──────── Material for the task

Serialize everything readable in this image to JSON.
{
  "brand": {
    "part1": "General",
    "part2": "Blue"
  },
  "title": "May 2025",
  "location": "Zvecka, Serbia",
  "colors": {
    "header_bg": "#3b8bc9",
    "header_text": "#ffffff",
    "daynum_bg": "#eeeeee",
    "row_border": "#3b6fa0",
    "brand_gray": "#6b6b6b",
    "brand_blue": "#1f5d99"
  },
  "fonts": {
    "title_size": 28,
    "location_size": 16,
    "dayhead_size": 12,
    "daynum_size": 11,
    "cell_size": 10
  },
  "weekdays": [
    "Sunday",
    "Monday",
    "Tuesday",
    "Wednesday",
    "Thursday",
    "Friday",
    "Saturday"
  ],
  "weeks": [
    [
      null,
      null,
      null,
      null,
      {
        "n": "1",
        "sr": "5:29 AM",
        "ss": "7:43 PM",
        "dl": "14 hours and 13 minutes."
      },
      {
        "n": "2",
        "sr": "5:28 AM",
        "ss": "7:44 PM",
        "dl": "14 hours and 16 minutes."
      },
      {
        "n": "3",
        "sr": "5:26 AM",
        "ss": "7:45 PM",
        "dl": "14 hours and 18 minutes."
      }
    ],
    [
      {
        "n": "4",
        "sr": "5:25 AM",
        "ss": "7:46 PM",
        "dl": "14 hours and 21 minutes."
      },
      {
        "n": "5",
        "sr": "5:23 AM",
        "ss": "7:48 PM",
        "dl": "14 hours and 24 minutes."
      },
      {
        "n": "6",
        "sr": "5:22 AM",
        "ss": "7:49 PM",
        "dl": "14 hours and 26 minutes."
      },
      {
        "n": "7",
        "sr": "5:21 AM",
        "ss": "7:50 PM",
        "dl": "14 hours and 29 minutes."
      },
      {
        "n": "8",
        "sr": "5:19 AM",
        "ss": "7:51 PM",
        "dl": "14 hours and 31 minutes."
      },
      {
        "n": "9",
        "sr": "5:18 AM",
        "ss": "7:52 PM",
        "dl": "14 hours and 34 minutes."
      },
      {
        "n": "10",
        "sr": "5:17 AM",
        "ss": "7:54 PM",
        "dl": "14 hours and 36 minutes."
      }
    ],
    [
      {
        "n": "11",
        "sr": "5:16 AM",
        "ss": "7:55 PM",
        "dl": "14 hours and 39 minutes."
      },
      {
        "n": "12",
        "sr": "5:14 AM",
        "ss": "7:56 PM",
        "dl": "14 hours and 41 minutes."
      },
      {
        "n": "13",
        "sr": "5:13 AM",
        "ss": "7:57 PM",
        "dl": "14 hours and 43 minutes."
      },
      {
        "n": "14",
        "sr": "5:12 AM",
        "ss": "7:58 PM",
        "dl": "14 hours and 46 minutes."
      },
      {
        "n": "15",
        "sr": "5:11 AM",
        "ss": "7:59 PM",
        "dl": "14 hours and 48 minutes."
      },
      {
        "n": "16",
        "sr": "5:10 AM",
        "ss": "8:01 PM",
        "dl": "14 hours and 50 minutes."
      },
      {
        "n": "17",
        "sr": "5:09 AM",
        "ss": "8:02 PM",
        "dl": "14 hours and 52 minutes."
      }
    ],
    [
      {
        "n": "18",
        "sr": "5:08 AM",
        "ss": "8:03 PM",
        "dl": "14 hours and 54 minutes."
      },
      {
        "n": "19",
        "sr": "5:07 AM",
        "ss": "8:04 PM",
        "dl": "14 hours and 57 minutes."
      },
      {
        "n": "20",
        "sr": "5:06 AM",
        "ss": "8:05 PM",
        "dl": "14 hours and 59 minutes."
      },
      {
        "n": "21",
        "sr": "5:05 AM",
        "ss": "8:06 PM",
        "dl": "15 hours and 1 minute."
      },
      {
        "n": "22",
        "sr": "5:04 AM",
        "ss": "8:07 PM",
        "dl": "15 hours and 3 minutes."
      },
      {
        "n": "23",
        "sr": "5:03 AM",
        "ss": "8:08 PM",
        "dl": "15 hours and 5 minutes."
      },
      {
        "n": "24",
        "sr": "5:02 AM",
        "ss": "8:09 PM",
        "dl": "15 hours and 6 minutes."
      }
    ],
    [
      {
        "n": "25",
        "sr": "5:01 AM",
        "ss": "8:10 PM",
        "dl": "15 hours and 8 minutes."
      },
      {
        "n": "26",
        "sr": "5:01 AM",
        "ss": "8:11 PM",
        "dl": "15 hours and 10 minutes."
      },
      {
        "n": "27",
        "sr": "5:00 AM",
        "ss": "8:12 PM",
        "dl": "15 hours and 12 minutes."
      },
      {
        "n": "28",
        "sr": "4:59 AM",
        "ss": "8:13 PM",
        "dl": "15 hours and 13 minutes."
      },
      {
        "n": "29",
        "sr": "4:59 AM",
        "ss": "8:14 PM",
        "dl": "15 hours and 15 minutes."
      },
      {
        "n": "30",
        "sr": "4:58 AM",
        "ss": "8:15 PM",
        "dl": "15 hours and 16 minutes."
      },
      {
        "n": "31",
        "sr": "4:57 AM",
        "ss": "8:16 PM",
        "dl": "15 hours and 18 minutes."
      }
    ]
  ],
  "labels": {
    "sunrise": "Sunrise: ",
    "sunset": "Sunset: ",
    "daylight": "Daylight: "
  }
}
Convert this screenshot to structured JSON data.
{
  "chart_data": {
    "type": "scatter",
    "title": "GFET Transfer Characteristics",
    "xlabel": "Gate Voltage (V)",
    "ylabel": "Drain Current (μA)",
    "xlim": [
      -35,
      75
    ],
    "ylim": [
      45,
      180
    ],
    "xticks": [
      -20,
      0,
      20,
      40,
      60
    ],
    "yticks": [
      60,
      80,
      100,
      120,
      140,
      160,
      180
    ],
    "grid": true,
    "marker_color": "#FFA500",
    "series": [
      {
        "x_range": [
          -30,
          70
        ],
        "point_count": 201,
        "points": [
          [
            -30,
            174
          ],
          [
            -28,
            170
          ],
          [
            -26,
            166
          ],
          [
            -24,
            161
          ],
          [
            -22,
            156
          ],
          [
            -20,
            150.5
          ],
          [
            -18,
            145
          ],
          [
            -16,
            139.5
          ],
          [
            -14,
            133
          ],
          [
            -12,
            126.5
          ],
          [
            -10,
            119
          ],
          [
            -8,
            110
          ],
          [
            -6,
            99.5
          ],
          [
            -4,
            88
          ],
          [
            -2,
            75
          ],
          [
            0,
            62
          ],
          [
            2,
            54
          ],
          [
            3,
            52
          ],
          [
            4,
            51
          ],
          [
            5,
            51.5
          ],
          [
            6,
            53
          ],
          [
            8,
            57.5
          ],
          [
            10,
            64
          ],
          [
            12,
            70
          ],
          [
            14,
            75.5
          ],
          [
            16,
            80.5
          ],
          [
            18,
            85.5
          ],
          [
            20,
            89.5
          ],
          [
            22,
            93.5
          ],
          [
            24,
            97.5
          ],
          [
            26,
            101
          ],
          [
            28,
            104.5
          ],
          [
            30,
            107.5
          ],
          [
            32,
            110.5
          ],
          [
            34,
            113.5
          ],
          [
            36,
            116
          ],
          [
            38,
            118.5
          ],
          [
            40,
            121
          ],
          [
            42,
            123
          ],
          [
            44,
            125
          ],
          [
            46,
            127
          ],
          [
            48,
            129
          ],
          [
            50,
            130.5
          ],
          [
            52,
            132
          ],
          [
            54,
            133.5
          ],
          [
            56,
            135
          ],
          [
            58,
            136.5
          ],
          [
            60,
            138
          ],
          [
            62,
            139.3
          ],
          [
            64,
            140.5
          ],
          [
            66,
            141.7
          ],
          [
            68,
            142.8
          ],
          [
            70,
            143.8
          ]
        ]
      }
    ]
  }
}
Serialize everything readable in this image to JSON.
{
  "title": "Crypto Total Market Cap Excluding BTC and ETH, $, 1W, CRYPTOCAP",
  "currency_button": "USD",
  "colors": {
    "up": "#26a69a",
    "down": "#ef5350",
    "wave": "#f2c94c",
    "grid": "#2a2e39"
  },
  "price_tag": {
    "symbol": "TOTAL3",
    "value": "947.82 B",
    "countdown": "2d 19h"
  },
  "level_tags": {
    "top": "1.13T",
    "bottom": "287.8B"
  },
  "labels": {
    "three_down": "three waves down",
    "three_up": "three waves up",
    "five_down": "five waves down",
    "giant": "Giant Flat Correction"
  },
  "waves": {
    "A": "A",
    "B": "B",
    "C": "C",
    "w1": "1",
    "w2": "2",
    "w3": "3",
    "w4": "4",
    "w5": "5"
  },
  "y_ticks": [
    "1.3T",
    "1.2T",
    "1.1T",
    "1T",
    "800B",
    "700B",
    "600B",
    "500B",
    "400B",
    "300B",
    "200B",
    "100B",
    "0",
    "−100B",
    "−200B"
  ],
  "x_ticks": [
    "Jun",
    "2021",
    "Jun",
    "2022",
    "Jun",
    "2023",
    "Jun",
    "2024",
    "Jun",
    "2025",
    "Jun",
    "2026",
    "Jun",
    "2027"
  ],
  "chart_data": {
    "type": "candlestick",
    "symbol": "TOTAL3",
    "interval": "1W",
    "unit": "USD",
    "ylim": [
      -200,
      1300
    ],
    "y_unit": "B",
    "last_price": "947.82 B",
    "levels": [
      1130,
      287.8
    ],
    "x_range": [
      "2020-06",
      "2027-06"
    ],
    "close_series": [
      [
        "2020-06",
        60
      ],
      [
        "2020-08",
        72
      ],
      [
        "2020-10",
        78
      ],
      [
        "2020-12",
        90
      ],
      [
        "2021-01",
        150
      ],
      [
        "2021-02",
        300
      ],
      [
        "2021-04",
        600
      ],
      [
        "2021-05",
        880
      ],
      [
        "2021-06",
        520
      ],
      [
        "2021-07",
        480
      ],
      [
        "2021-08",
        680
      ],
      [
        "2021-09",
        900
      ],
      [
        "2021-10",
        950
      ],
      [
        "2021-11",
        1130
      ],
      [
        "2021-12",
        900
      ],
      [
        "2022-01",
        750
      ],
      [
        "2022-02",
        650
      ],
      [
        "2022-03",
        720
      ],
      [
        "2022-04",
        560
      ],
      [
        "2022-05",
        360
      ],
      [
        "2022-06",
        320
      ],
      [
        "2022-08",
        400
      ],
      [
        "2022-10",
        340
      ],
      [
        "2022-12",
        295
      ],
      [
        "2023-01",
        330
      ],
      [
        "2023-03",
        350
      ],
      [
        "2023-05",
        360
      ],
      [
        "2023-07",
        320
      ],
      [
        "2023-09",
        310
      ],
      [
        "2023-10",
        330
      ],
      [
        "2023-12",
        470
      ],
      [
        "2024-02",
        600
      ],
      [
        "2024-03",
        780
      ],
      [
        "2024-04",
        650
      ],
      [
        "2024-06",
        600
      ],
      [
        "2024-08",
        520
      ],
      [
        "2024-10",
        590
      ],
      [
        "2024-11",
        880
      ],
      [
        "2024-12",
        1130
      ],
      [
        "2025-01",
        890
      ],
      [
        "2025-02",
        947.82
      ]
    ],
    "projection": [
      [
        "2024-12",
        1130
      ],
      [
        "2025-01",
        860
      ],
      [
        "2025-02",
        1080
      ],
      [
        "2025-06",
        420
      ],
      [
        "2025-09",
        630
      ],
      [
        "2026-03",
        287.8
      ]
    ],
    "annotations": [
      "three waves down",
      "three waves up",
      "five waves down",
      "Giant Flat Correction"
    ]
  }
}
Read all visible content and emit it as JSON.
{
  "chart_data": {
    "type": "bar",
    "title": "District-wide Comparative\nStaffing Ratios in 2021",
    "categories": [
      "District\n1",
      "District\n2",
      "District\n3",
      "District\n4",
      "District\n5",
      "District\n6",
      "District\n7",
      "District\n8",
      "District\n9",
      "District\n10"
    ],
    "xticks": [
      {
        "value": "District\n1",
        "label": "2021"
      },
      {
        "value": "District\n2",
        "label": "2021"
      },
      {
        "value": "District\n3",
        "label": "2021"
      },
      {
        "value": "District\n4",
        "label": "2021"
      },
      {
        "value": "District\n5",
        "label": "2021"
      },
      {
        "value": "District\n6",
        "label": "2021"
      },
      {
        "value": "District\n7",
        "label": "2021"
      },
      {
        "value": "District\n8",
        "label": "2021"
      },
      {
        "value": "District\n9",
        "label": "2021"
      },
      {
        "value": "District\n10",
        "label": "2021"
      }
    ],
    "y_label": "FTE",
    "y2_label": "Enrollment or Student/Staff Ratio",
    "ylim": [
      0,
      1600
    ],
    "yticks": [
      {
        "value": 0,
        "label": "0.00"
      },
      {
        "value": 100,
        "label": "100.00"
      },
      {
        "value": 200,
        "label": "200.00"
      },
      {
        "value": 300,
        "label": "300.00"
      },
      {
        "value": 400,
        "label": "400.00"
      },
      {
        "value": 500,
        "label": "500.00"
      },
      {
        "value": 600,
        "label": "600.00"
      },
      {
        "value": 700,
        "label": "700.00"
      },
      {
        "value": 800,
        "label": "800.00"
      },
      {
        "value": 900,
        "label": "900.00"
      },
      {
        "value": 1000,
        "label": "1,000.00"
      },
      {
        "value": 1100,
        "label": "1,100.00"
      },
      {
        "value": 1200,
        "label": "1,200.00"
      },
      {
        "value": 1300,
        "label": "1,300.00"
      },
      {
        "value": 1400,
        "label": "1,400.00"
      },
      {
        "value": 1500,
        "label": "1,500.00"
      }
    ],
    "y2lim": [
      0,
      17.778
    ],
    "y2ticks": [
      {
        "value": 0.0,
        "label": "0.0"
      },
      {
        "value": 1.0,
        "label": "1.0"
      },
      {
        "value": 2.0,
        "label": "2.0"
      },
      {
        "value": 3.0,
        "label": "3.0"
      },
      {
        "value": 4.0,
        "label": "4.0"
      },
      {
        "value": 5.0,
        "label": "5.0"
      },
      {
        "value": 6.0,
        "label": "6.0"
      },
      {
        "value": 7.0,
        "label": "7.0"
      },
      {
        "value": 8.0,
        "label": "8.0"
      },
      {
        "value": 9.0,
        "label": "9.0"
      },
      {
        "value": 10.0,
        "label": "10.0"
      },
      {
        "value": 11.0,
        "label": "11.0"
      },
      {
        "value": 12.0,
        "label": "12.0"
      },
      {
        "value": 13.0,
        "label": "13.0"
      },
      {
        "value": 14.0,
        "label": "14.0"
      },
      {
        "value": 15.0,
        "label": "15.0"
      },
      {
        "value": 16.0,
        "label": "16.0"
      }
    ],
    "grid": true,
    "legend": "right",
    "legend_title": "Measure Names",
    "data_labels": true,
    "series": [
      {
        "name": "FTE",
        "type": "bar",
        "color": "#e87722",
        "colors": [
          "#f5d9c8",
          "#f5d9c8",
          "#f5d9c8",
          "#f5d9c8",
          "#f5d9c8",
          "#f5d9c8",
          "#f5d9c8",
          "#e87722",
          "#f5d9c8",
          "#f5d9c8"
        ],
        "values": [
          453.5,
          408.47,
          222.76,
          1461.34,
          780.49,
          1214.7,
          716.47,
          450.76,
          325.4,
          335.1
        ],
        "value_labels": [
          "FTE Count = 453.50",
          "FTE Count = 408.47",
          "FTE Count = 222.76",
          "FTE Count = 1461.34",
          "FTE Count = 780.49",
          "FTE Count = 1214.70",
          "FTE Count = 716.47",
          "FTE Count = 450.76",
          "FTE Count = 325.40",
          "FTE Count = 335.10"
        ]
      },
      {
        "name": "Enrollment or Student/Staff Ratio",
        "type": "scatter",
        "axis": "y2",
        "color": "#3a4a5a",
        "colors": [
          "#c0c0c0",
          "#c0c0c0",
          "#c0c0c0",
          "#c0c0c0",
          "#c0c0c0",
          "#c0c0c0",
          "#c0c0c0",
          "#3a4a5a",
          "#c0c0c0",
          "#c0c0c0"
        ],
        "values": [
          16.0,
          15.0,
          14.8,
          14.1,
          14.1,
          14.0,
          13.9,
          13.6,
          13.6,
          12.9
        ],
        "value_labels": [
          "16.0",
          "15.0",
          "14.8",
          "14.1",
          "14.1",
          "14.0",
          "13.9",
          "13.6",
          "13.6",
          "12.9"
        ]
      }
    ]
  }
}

────────────────

Goal: Set out every line from the material that contains the string "Student".

Answer:
    "y2_label": "Enrollment or Student/Staff Ratio",
        "name": "Enrollment or Student/Staff Ratio",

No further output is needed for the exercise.